* [Written exercise]: Keep every line where the word "marker" appears; drop the rest.

* start Given data *

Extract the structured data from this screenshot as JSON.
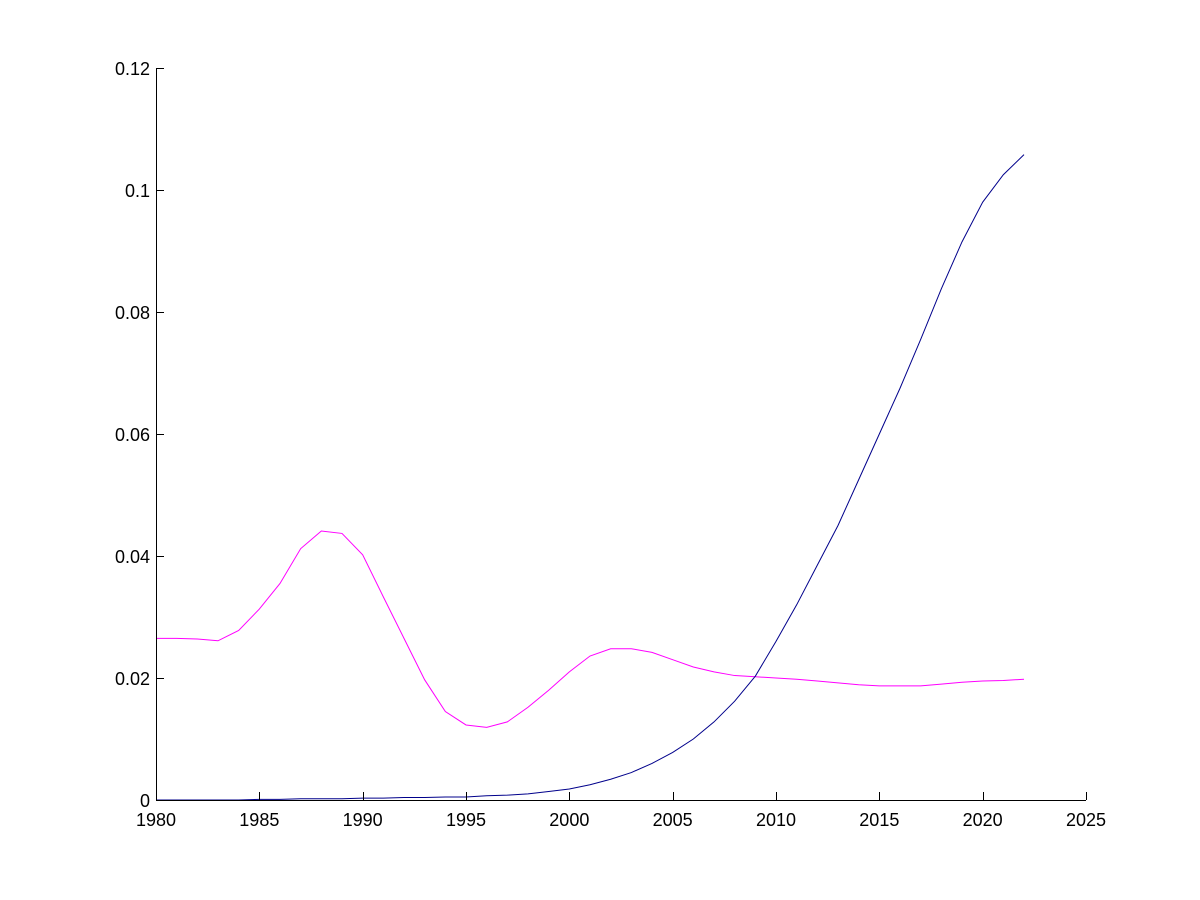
{
  "chart_data": {
    "type": "line",
    "title": "",
    "xlabel": "",
    "ylabel": "",
    "xlim": [
      1980,
      2025
    ],
    "ylim": [
      0,
      0.12
    ],
    "grid": false,
    "legend": "none",
    "x_ticks": [
      1980,
      1985,
      1990,
      1995,
      2000,
      2005,
      2010,
      2015,
      2020,
      2025
    ],
    "x_tick_labels": [
      "1980",
      "1985",
      "1990",
      "1995",
      "2000",
      "2005",
      "2010",
      "2015",
      "2020",
      "2025"
    ],
    "y_ticks": [
      0,
      0.02,
      0.04,
      0.06,
      0.08,
      0.1,
      0.12
    ],
    "y_tick_labels": [
      "0",
      "0.02",
      "0.04",
      "0.06",
      "0.08",
      "0.1",
      "0.12"
    ],
    "x": [
      1980,
      1981,
      1982,
      1983,
      1984,
      1985,
      1986,
      1987,
      1988,
      1989,
      1990,
      1991,
      1992,
      1993,
      1994,
      1995,
      1996,
      1997,
      1998,
      1999,
      2000,
      2001,
      2002,
      2003,
      2004,
      2005,
      2006,
      2007,
      2008,
      2009,
      2010,
      2011,
      2012,
      2013,
      2014,
      2015,
      2016,
      2017,
      2018,
      2019,
      2020,
      2021,
      2022
    ],
    "series": [
      {
        "color": "#ff00ff",
        "values": [
          0.0265,
          0.0265,
          0.0264,
          0.0261,
          0.0278,
          0.0313,
          0.0355,
          0.0412,
          0.0441,
          0.0437,
          0.0402,
          0.0333,
          0.0265,
          0.0197,
          0.0145,
          0.0123,
          0.0119,
          0.0128,
          0.0152,
          0.018,
          0.021,
          0.0236,
          0.0248,
          0.0248,
          0.0242,
          0.023,
          0.0218,
          0.021,
          0.0204,
          0.0202,
          0.02,
          0.0198,
          0.0195,
          0.0192,
          0.0189,
          0.0187,
          0.0187,
          0.0187,
          0.019,
          0.0193,
          0.0195,
          0.0196,
          0.0198
        ]
      },
      {
        "color": "#00008b",
        "values": [
          0.0,
          0.0,
          0.0,
          0.0,
          0.0,
          0.0001,
          0.0001,
          0.0002,
          0.0002,
          0.0002,
          0.0003,
          0.0003,
          0.0004,
          0.0004,
          0.0005,
          0.0005,
          0.0007,
          0.0008,
          0.001,
          0.0014,
          0.0018,
          0.0025,
          0.0034,
          0.0045,
          0.006,
          0.0078,
          0.01,
          0.0128,
          0.0162,
          0.0203,
          0.026,
          0.032,
          0.0385,
          0.045,
          0.0525,
          0.06,
          0.0675,
          0.0755,
          0.0838,
          0.0915,
          0.098,
          0.1025,
          0.1058
        ]
      }
    ]
  }
}
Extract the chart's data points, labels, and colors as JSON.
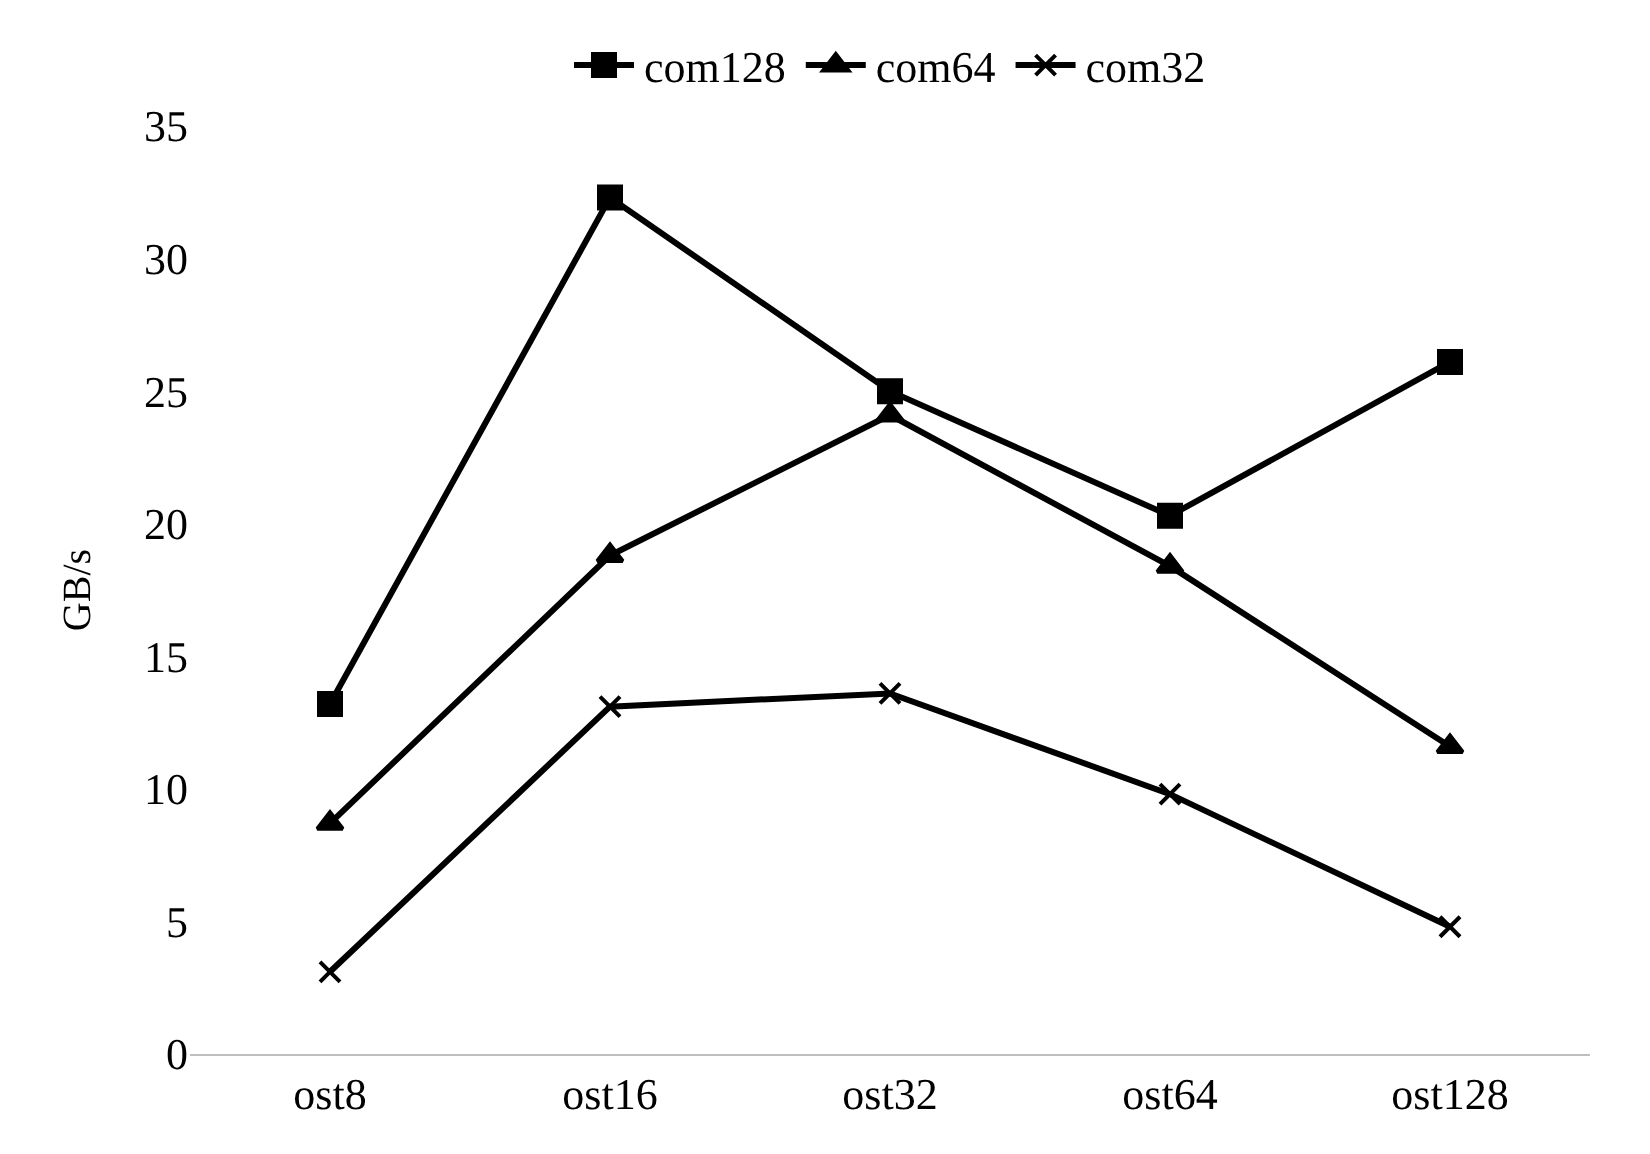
{
  "chart_data": {
    "type": "line",
    "ylabel": "GB/s",
    "categories": [
      "ost8",
      "ost16",
      "ost32",
      "ost64",
      "ost128"
    ],
    "series": [
      {
        "name": "com128",
        "color": "#000000",
        "marker": "square",
        "values": [
          13.2,
          32.3,
          25.0,
          20.3,
          26.1
        ]
      },
      {
        "name": "com64",
        "color": "#000000",
        "marker": "triangle",
        "values": [
          8.7,
          18.8,
          24.1,
          18.4,
          11.6
        ]
      },
      {
        "name": "com32",
        "color": "#000000",
        "marker": "cross",
        "values": [
          3.1,
          13.1,
          13.6,
          9.8,
          4.8
        ]
      }
    ],
    "ylim": [
      0,
      35
    ],
    "yticks": [
      0,
      5,
      10,
      15,
      20,
      25,
      30,
      35
    ],
    "grid": false,
    "legend": "top",
    "line_style": "solid"
  }
}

* end Given data *

* [Problem solution]:
        "marker": "square",
        "marker": "triangle",
        "marker": "cross",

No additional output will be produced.